Take each line containing the word "this" and copy it.

═══ Extracted data ═══

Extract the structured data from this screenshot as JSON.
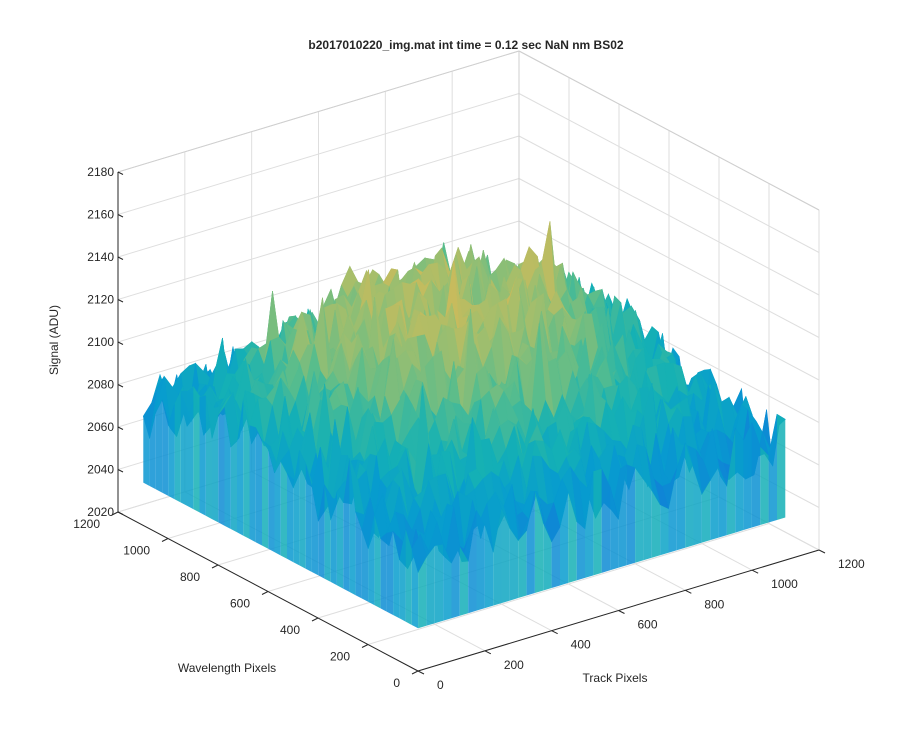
{
  "chart_data": {
    "type": "surface",
    "title": "b2017010220_img.mat int time = 0.12 sec  NaN nm BS02",
    "xlabel": "Track Pixels",
    "ylabel": "Wavelength Pixels",
    "zlabel": "Signal (ADU)",
    "xlim": [
      0,
      1200
    ],
    "ylim": [
      0,
      1200
    ],
    "zlim": [
      2020,
      2180
    ],
    "xticks": [
      0,
      200,
      400,
      600,
      800,
      1000,
      1200
    ],
    "yticks": [
      0,
      200,
      400,
      600,
      800,
      1000,
      1200
    ],
    "zticks": [
      2020,
      2040,
      2060,
      2080,
      2100,
      2120,
      2140,
      2160,
      2180
    ],
    "x_extent": [
      1,
      1100
    ],
    "y_extent": [
      1,
      1100
    ],
    "signal_summary": {
      "edge_mean": 2075,
      "center_mean": 2125,
      "noise_amplitude": 15,
      "min_approx": 2030,
      "max_approx": 2160
    },
    "colormap": "parula",
    "grid": true
  }
}
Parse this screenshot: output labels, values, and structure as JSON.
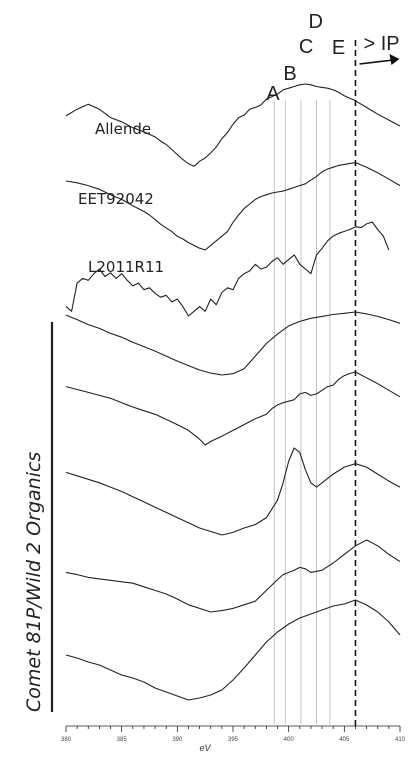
{
  "chart_data": {
    "type": "line",
    "xlabel": "eV",
    "xlim": [
      380,
      410
    ],
    "x_ticks": [
      "380",
      "385",
      "390",
      "395",
      "400",
      "405",
      "410"
    ],
    "peaks": [
      {
        "label": "A",
        "x": 398.7
      },
      {
        "label": "B",
        "x": 399.7
      },
      {
        "label": "C",
        "x": 401.1
      },
      {
        "label": "D",
        "x": 402.5
      },
      {
        "label": "E",
        "x": 403.7
      }
    ],
    "ionization": {
      "label": "> IP",
      "x": 406.0
    },
    "group_label": "Comet 81P/Wild 2 Organics",
    "series": [
      {
        "name": "Allende",
        "x": [
          380,
          381,
          382,
          383,
          384,
          385,
          386,
          387,
          388,
          388.5,
          389,
          389.5,
          390,
          390.5,
          391,
          391.5,
          392,
          392.5,
          393,
          393.5,
          394,
          394.5,
          395,
          395.5,
          396,
          396.5,
          397,
          397.5,
          398,
          398.5,
          399,
          399.5,
          400,
          400.5,
          401,
          401.5,
          402,
          402.5,
          403,
          403.5,
          404,
          404.5,
          405,
          405.5,
          406,
          407,
          408,
          409,
          410
        ],
        "y": [
          0.62,
          0.7,
          0.76,
          0.7,
          0.6,
          0.55,
          0.48,
          0.43,
          0.37,
          0.32,
          0.28,
          0.22,
          0.16,
          0.1,
          0.05,
          0.02,
          0.08,
          0.12,
          0.18,
          0.25,
          0.35,
          0.42,
          0.52,
          0.6,
          0.63,
          0.7,
          0.72,
          0.75,
          0.82,
          0.85,
          0.88,
          0.93,
          0.95,
          0.97,
          0.99,
          1.0,
          0.99,
          0.97,
          0.96,
          0.95,
          0.93,
          0.9,
          0.86,
          0.83,
          0.8,
          0.72,
          0.64,
          0.57,
          0.5
        ]
      },
      {
        "name": "EET92042",
        "x": [
          380,
          381,
          382,
          383,
          384,
          385,
          386,
          386.5,
          387,
          387.5,
          388,
          388.5,
          389,
          389.5,
          390,
          390.5,
          391,
          391.5,
          392,
          392.5,
          393,
          393.5,
          394,
          394.5,
          395,
          395.5,
          396,
          396.5,
          397,
          397.5,
          398,
          398.5,
          399,
          399.5,
          400,
          400.5,
          401,
          401.5,
          402,
          402.5,
          403,
          403.5,
          404,
          404.5,
          405,
          406,
          407,
          408,
          409,
          410
        ],
        "y": [
          0.75,
          0.73,
          0.7,
          0.66,
          0.6,
          0.55,
          0.48,
          0.45,
          0.42,
          0.38,
          0.33,
          0.28,
          0.24,
          0.2,
          0.15,
          0.12,
          0.08,
          0.05,
          0.02,
          0.0,
          0.05,
          0.1,
          0.15,
          0.2,
          0.3,
          0.38,
          0.45,
          0.5,
          0.55,
          0.58,
          0.6,
          0.62,
          0.63,
          0.64,
          0.66,
          0.68,
          0.7,
          0.72,
          0.76,
          0.8,
          0.85,
          0.88,
          0.9,
          0.92,
          0.93,
          0.95,
          0.9,
          0.84,
          0.77,
          0.7
        ]
      },
      {
        "name": "L2011R11",
        "x": [
          380,
          380.5,
          381,
          381.5,
          382,
          382.5,
          383,
          383.5,
          384,
          384.5,
          385,
          385.5,
          386,
          386.5,
          387,
          387.5,
          388,
          388.5,
          389,
          389.5,
          390,
          390.5,
          391,
          391.5,
          392,
          392.5,
          393,
          393.5,
          394,
          394.5,
          395,
          395.5,
          396,
          396.5,
          397,
          397.5,
          398,
          398.5,
          399,
          399.5,
          400,
          400.5,
          401,
          401.5,
          402,
          402.5,
          403,
          403.5,
          404,
          404.5,
          405,
          405.5,
          406,
          406.5,
          407,
          407.5,
          408,
          408.5,
          409
        ],
        "y": [
          0.1,
          0.05,
          0.35,
          0.4,
          0.38,
          0.45,
          0.5,
          0.42,
          0.46,
          0.4,
          0.45,
          0.38,
          0.32,
          0.35,
          0.28,
          0.3,
          0.24,
          0.2,
          0.22,
          0.15,
          0.18,
          0.1,
          0.0,
          0.05,
          0.1,
          0.05,
          0.18,
          0.12,
          0.25,
          0.3,
          0.28,
          0.4,
          0.45,
          0.48,
          0.55,
          0.5,
          0.52,
          0.58,
          0.62,
          0.55,
          0.6,
          0.65,
          0.55,
          0.5,
          0.45,
          0.65,
          0.72,
          0.8,
          0.85,
          0.88,
          0.9,
          0.92,
          0.95,
          0.94,
          0.98,
          1.0,
          0.92,
          0.85,
          0.7
        ]
      },
      {
        "name": "",
        "x": [
          380,
          381,
          382,
          383,
          384,
          385,
          386,
          387,
          388,
          389,
          390,
          391,
          392,
          393,
          394,
          395,
          396,
          397,
          398,
          399,
          400,
          401,
          402,
          403,
          404,
          405,
          406,
          407,
          408,
          409,
          410
        ],
        "y": [
          0.95,
          0.88,
          0.8,
          0.74,
          0.66,
          0.6,
          0.52,
          0.45,
          0.38,
          0.3,
          0.22,
          0.15,
          0.08,
          0.03,
          0.0,
          0.02,
          0.1,
          0.3,
          0.5,
          0.65,
          0.78,
          0.85,
          0.9,
          0.93,
          0.96,
          0.98,
          1.0,
          0.97,
          0.93,
          0.88,
          0.82
        ]
      },
      {
        "name": "",
        "x": [
          380,
          381,
          382,
          383,
          384,
          385,
          386,
          387,
          388,
          389,
          390,
          391,
          392,
          392.5,
          393,
          394,
          395,
          396,
          397,
          398,
          398.5,
          399,
          399.5,
          400,
          400.5,
          401,
          401.5,
          402,
          402.5,
          403,
          403.5,
          404,
          404.5,
          405,
          405.5,
          406,
          407,
          408,
          409,
          410
        ],
        "y": [
          0.8,
          0.76,
          0.72,
          0.68,
          0.64,
          0.58,
          0.52,
          0.47,
          0.42,
          0.35,
          0.28,
          0.2,
          0.08,
          0.0,
          0.05,
          0.12,
          0.2,
          0.28,
          0.36,
          0.42,
          0.5,
          0.55,
          0.58,
          0.6,
          0.62,
          0.7,
          0.72,
          0.68,
          0.7,
          0.75,
          0.8,
          0.82,
          0.9,
          0.95,
          0.98,
          1.0,
          0.92,
          0.84,
          0.75,
          0.66
        ]
      },
      {
        "name": "",
        "x": [
          380,
          381,
          382,
          383,
          384,
          385,
          386,
          387,
          388,
          389,
          390,
          391,
          392,
          393,
          394,
          395,
          396,
          397,
          398,
          398.5,
          399,
          399.5,
          400,
          400.5,
          401,
          401.5,
          402,
          402.5,
          403,
          404,
          405,
          406,
          407,
          408,
          409,
          410
        ],
        "y": [
          0.72,
          0.68,
          0.64,
          0.6,
          0.55,
          0.5,
          0.44,
          0.38,
          0.32,
          0.26,
          0.2,
          0.14,
          0.08,
          0.04,
          0.0,
          0.03,
          0.08,
          0.12,
          0.2,
          0.3,
          0.4,
          0.6,
          0.85,
          1.0,
          0.95,
          0.75,
          0.6,
          0.55,
          0.6,
          0.7,
          0.78,
          0.82,
          0.78,
          0.7,
          0.62,
          0.55
        ]
      },
      {
        "name": "",
        "x": [
          380,
          381,
          382,
          383,
          384,
          385,
          386,
          387,
          388,
          389,
          390,
          391,
          392,
          393,
          394,
          395,
          396,
          397,
          398,
          399,
          399.5,
          400,
          400.5,
          401,
          401.5,
          402,
          403,
          404,
          405,
          406,
          407,
          408,
          409,
          410
        ],
        "y": [
          0.55,
          0.52,
          0.48,
          0.46,
          0.44,
          0.42,
          0.4,
          0.35,
          0.3,
          0.25,
          0.18,
          0.1,
          0.05,
          0.0,
          0.02,
          0.05,
          0.1,
          0.15,
          0.3,
          0.45,
          0.52,
          0.55,
          0.58,
          0.62,
          0.6,
          0.55,
          0.58,
          0.68,
          0.8,
          0.92,
          1.0,
          0.92,
          0.8,
          0.7
        ]
      },
      {
        "name": "",
        "x": [
          380,
          381,
          382,
          383,
          384,
          385,
          386,
          387,
          388,
          389,
          390,
          391,
          392,
          393,
          394,
          395,
          396,
          397,
          398,
          399,
          400,
          401,
          402,
          403,
          404,
          405,
          406,
          407,
          408,
          409,
          410
        ],
        "y": [
          0.45,
          0.42,
          0.38,
          0.35,
          0.3,
          0.25,
          0.22,
          0.18,
          0.12,
          0.08,
          0.04,
          0.0,
          0.02,
          0.05,
          0.1,
          0.2,
          0.32,
          0.45,
          0.58,
          0.68,
          0.76,
          0.82,
          0.86,
          0.9,
          0.94,
          0.96,
          1.0,
          0.95,
          0.88,
          0.78,
          0.65
        ]
      }
    ]
  }
}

═══

» Result of the task
Extract the structured data from this screenshot as JSON.
Parse this screenshot: output labels, values, and structure as JSON.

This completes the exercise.